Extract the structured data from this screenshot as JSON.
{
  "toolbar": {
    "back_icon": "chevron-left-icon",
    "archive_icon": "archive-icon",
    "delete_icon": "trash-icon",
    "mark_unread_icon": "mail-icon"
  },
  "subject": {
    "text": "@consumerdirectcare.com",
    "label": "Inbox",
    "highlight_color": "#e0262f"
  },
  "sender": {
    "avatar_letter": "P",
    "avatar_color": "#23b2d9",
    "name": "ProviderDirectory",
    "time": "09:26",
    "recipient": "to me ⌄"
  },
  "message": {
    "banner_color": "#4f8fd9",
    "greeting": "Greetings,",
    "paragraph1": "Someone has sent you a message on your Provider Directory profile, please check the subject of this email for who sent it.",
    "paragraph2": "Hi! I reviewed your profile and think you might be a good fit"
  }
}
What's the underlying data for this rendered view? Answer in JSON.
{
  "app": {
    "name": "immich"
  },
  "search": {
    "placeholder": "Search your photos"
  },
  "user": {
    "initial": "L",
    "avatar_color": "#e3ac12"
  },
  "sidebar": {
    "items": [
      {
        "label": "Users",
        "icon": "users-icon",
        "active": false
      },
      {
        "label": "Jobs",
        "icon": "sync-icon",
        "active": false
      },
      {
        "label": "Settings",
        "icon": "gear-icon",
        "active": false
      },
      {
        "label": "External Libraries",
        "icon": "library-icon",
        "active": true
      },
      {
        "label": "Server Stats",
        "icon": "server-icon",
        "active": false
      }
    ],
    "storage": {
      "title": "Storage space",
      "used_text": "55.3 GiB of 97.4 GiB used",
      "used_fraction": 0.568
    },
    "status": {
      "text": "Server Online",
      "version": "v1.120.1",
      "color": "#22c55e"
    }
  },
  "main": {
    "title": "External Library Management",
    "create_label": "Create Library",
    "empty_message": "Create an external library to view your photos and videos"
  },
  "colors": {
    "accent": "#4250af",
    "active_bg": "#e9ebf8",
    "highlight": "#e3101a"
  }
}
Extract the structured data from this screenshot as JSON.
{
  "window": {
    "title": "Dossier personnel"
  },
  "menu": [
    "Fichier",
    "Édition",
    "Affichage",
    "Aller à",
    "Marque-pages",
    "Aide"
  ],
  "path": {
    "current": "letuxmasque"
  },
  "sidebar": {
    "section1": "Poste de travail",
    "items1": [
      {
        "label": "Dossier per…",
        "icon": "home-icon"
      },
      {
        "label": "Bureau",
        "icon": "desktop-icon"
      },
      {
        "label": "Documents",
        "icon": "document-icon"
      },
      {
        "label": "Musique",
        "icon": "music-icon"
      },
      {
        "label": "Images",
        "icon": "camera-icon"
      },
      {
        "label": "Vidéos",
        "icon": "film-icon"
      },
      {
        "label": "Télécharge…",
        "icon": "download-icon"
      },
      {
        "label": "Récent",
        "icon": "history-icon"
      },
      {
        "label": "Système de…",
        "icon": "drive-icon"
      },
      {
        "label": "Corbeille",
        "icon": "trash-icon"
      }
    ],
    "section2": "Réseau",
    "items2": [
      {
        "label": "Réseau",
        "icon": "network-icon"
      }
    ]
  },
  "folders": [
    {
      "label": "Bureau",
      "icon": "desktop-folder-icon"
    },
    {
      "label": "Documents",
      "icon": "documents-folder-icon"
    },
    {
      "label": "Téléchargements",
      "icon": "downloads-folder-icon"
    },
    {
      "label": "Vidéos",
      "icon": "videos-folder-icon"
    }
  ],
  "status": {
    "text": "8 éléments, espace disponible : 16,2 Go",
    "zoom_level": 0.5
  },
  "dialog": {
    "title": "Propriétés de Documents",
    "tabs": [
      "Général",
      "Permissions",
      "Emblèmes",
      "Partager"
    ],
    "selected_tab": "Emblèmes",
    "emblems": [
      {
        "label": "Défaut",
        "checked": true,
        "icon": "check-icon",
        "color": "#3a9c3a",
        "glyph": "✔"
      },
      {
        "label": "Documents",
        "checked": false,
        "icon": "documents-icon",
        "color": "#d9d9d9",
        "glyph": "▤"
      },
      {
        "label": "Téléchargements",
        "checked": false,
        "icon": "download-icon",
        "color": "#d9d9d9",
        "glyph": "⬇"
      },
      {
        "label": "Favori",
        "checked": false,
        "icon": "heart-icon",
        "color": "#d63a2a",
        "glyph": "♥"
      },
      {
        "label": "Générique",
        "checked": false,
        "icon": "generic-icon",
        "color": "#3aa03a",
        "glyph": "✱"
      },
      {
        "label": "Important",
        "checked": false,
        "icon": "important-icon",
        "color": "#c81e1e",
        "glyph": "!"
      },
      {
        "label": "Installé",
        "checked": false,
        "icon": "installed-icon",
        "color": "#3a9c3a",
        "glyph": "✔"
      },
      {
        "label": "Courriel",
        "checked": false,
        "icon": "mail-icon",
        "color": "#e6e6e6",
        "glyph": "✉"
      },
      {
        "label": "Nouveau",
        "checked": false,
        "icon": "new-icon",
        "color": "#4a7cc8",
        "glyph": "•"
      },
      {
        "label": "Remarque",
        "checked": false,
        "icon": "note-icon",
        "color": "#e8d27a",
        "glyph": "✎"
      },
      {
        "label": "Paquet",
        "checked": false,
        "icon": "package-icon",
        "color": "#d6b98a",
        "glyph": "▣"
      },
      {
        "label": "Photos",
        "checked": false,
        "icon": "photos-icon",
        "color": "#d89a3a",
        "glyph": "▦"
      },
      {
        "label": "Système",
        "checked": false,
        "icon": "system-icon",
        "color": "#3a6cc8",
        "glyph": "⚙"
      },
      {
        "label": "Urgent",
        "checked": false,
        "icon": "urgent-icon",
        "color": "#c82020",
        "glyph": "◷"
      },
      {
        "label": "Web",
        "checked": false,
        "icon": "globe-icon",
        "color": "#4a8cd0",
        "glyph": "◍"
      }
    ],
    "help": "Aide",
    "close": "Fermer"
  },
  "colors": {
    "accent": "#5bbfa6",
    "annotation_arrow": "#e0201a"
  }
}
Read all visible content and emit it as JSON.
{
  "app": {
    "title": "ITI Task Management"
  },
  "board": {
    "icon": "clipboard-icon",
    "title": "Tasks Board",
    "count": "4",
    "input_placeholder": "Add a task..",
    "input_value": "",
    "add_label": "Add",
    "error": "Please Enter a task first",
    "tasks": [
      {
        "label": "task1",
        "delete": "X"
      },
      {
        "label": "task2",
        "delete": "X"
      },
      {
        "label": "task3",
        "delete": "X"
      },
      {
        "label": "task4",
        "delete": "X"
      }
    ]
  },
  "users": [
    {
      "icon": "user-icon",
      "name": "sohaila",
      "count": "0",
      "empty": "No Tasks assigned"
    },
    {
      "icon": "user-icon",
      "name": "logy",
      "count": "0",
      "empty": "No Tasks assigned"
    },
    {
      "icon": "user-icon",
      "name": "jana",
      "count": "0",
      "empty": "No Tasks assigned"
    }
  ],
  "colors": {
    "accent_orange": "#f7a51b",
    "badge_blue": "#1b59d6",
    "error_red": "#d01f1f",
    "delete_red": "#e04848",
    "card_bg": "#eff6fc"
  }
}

_Required task_. Exactly as written, please output every entry.

_Expected output_.
Extract the structured data from this screenshot as JSON.
{
  "toolbar": {
    "back_icon": "chevron-left-icon",
    "archive_icon": "archive-icon",
    "delete_icon": "trash-icon",
    "mark_unread_icon": "mail-icon"
  },
  "subject": {
    "text": "@consumerdirectcare.com",
    "label": "Inbox",
    "highlight_color": "#e0262f"
  },
  "sender": {
    "avatar_letter": "P",
    "avatar_color": "#23b2d9",
    "name": "ProviderDirectory",
    "time": "09:26",
    "recipient": "to me ⌄"
  },
  "message": {
    "banner_color": "#4f8fd9",
    "greeting": "Greetings,",
    "paragraph1": "Someone has sent you a message on your Provider Directory profile, please check the subject of this email for who sent it.",
    "paragraph2": "Hi! I reviewed your profile and think you might be a good fit"
  }
}
What's the underlying data for this rendered view? Answer in JSON.
{
  "app": {
    "name": "immich"
  },
  "search": {
    "placeholder": "Search your photos"
  },
  "user": {
    "initial": "L",
    "avatar_color": "#e3ac12"
  },
  "sidebar": {
    "items": [
      {
        "label": "Users",
        "icon": "users-icon",
        "active": false
      },
      {
        "label": "Jobs",
        "icon": "sync-icon",
        "active": false
      },
      {
        "label": "Settings",
        "icon": "gear-icon",
        "active": false
      },
      {
        "label": "External Libraries",
        "icon": "library-icon",
        "active": true
      },
      {
        "label": "Server Stats",
        "icon": "server-icon",
        "active": false
      }
    ],
    "storage": {
      "title": "Storage space",
      "used_text": "55.3 GiB of 97.4 GiB used",
      "used_fraction": 0.568
    },
    "status": {
      "text": "Server Online",
      "version": "v1.120.1",
      "color": "#22c55e"
    }
  },
  "main": {
    "title": "External Library Management",
    "create_label": "Create Library",
    "empty_message": "Create an external library to view your photos and videos"
  },
  "colors": {
    "accent": "#4250af",
    "active_bg": "#e9ebf8",
    "highlight": "#e3101a"
  }
}
Extract the structured data from this screenshot as JSON.
{
  "window": {
    "title": "Dossier personnel"
  },
  "menu": [
    "Fichier",
    "Édition",
    "Affichage",
    "Aller à",
    "Marque-pages",
    "Aide"
  ],
  "path": {
    "current": "letuxmasque"
  },
  "sidebar": {
    "section1": "Poste de travail",
    "items1": [
      {
        "label": "Dossier per…",
        "icon": "home-icon"
      },
      {
        "label": "Bureau",
        "icon": "desktop-icon"
      },
      {
        "label": "Documents",
        "icon": "document-icon"
      },
      {
        "label": "Musique",
        "icon": "music-icon"
      },
      {
        "label": "Images",
        "icon": "camera-icon"
      },
      {
        "label": "Vidéos",
        "icon": "film-icon"
      },
      {
        "label": "Télécharge…",
        "icon": "download-icon"
      },
      {
        "label": "Récent",
        "icon": "history-icon"
      },
      {
        "label": "Système de…",
        "icon": "drive-icon"
      },
      {
        "label": "Corbeille",
        "icon": "trash-icon"
      }
    ],
    "section2": "Réseau",
    "items2": [
      {
        "label": "Réseau",
        "icon": "network-icon"
      }
    ]
  },
  "folders": [
    {
      "label": "Bureau",
      "icon": "desktop-folder-icon"
    },
    {
      "label": "Documents",
      "icon": "documents-folder-icon"
    },
    {
      "label": "Téléchargements",
      "icon": "downloads-folder-icon"
    },
    {
      "label": "Vidéos",
      "icon": "videos-folder-icon"
    }
  ],
  "status": {
    "text": "8 éléments, espace disponible : 16,2 Go",
    "zoom_level": 0.5
  },
  "dialog": {
    "title": "Propriétés de Documents",
    "tabs": [
      "Général",
      "Permissions",
      "Emblèmes",
      "Partager"
    ],
    "selected_tab": "Emblèmes",
    "emblems": [
      {
        "label": "Défaut",
        "checked": true,
        "icon": "check-icon",
        "color": "#3a9c3a",
        "glyph": "✔"
      },
      {
        "label": "Documents",
        "checked": false,
        "icon": "documents-icon",
        "color": "#d9d9d9",
        "glyph": "▤"
      },
      {
        "label": "Téléchargements",
        "checked": false,
        "icon": "download-icon",
        "color": "#d9d9d9",
        "glyph": "⬇"
      },
      {
        "label": "Favori",
        "checked": false,
        "icon": "heart-icon",
        "color": "#d63a2a",
        "glyph": "♥"
      },
      {
        "label": "Générique",
        "checked": false,
        "icon": "generic-icon",
        "color": "#3aa03a",
        "glyph": "✱"
      },
      {
        "label": "Important",
        "checked": false,
        "icon": "important-icon",
        "color": "#c81e1e",
        "glyph": "!"
      },
      {
        "label": "Installé",
        "checked": false,
        "icon": "installed-icon",
        "color": "#3a9c3a",
        "glyph": "✔"
      },
      {
        "label": "Courriel",
        "checked": false,
        "icon": "mail-icon",
        "color": "#e6e6e6",
        "glyph": "✉"
      },
      {
        "label": "Nouveau",
        "checked": false,
        "icon": "new-icon",
        "color": "#4a7cc8",
        "glyph": "•"
      },
      {
        "label": "Remarque",
        "checked": false,
        "icon": "note-icon",
        "color": "#e8d27a",
        "glyph": "✎"
      },
      {
        "label": "Paquet",
        "checked": false,
        "icon": "package-icon",
        "color": "#d6b98a",
        "glyph": "▣"
      },
      {
        "label": "Photos",
        "checked": false,
        "icon": "photos-icon",
        "color": "#d89a3a",
        "glyph": "▦"
      },
      {
        "label": "Système",
        "checked": false,
        "icon": "system-icon",
        "color": "#3a6cc8",
        "glyph": "⚙"
      },
      {
        "label": "Urgent",
        "checked": false,
        "icon": "urgent-icon",
        "color": "#c82020",
        "glyph": "◷"
      },
      {
        "label": "Web",
        "checked": false,
        "icon": "globe-icon",
        "color": "#4a8cd0",
        "glyph": "◍"
      }
    ],
    "help": "Aide",
    "close": "Fermer"
  },
  "colors": {
    "accent": "#5bbfa6",
    "annotation_arrow": "#e0201a"
  }
}
Read all visible content and emit it as JSON.
{
  "app": {
    "title": "ITI Task Management"
  },
  "board": {
    "icon": "clipboard-icon",
    "title": "Tasks Board",
    "count": "4",
    "input_placeholder": "Add a task..",
    "input_value": "",
    "add_label": "Add",
    "error": "Please Enter a task first",
    "tasks": [
      {
        "label": "task1",
        "delete": "X"
      },
      {
        "label": "task2",
        "delete": "X"
      },
      {
        "label": "task3",
        "delete": "X"
      },
      {
        "label": "task4",
        "delete": "X"
      }
    ]
  },
  "users": [
    {
      "icon": "user-icon",
      "name": "sohaila",
      "count": "0",
      "empty": "No Tasks assigned"
    },
    {
      "icon": "user-icon",
      "name": "logy",
      "count": "0",
      "empty": "No Tasks assigned"
    },
    {
      "icon": "user-icon",
      "name": "jana",
      "count": "0",
      "empty": "No Tasks assigned"
    }
  ],
  "colors": {
    "accent_orange": "#f7a51b",
    "badge_blue": "#1b59d6",
    "error_red": "#d01f1f",
    "delete_red": "#e04848",
    "card_bg": "#eff6fc"
  }
}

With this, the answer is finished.